**TASK DETAILS**
Return the material exactly as supplied, apart from the pictures, which are omitted.

**DATASET EXTRACT**
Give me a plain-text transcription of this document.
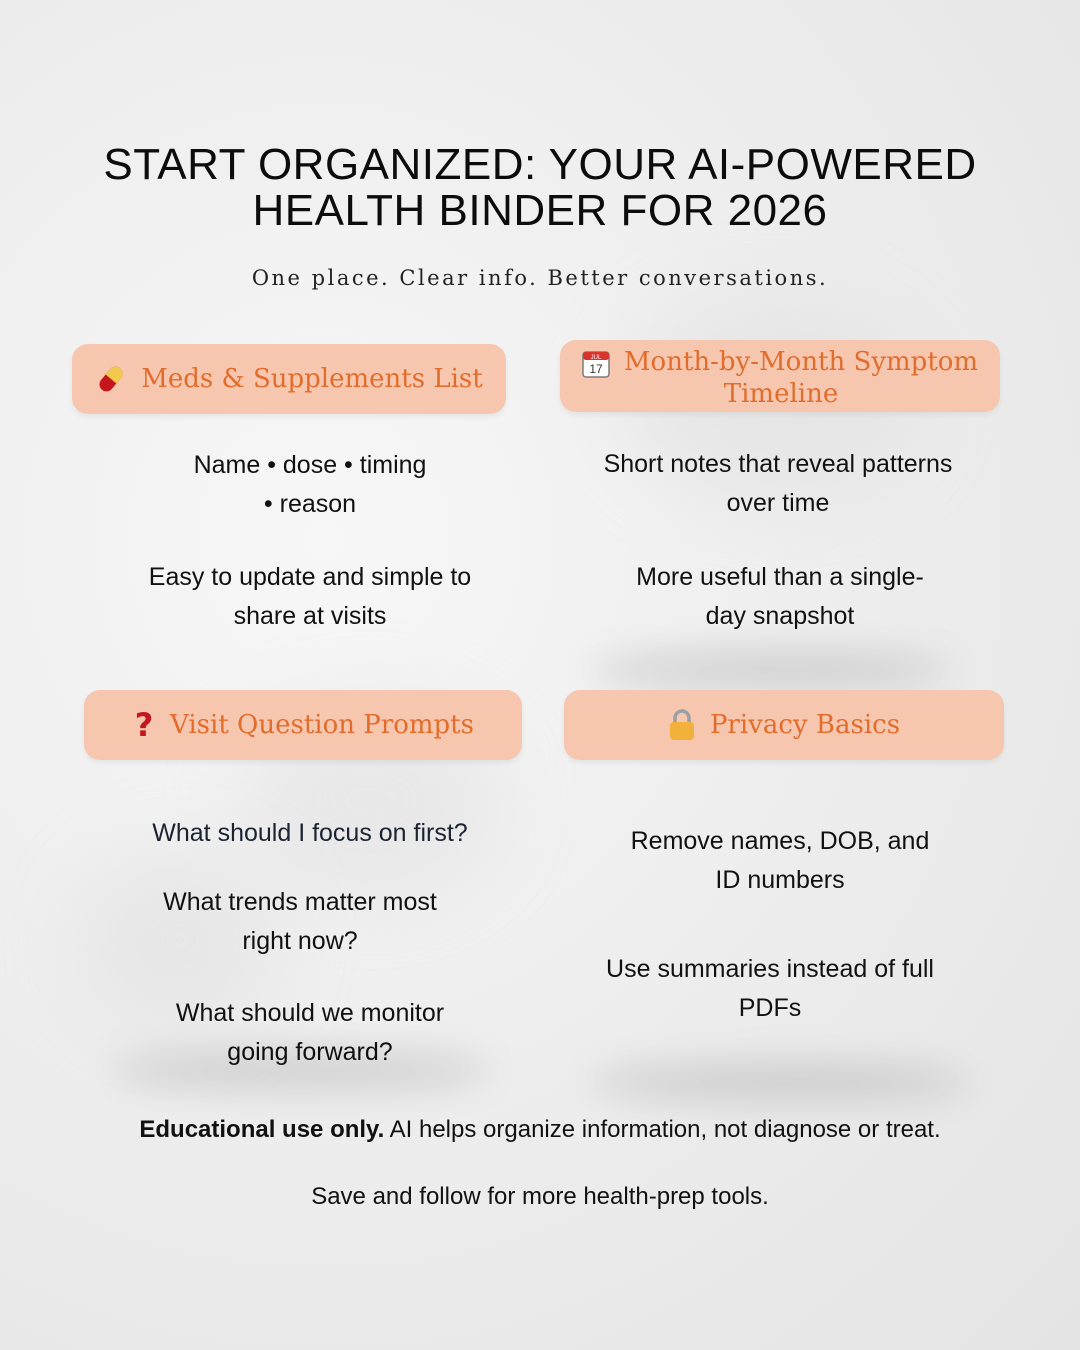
START ORGANIZED: YOUR AI-POWERED
HEALTH BINDER FOR 2026
One place. Clear info. Better conversations.
Meds & Supplements List
Name • dose • timing
• reason
Easy to update and simple to
share at visits
JUL
17 Month-by-Month Symptom
Timeline
Short notes that reveal patterns
over time
More useful than a single-
day snapshot
? Visit Question Prompts
What should I focus on first?
What trends matter most
right now?
What should we monitor
going forward?
Privacy Basics
Remove names, DOB, and
ID numbers
Use summaries instead of full
PDFs
Educational use only. AI helps organize information, not diagnose or treat.
Save and follow for more health-prep tools.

**TASK RESPONSE**
Give me a plain-text transcription of this document.
START ORGANIZED: YOUR AI-POWERED
HEALTH BINDER FOR 2026
One place. Clear info. Better conversations.
Meds & Supplements List
Name • dose • timing
• reason
Easy to update and simple to
share at visits
JUL
17 Month-by-Month Symptom
Timeline
Short notes that reveal patterns
over time
More useful than a single-
day snapshot
? Visit Question Prompts
What should I focus on first?
What trends matter most
right now?
What should we monitor
going forward?
Privacy Basics
Remove names, DOB, and
ID numbers
Use summaries instead of full
PDFs
Educational use only. AI helps organize information, not diagnose or treat.
Save and follow for more health-prep tools.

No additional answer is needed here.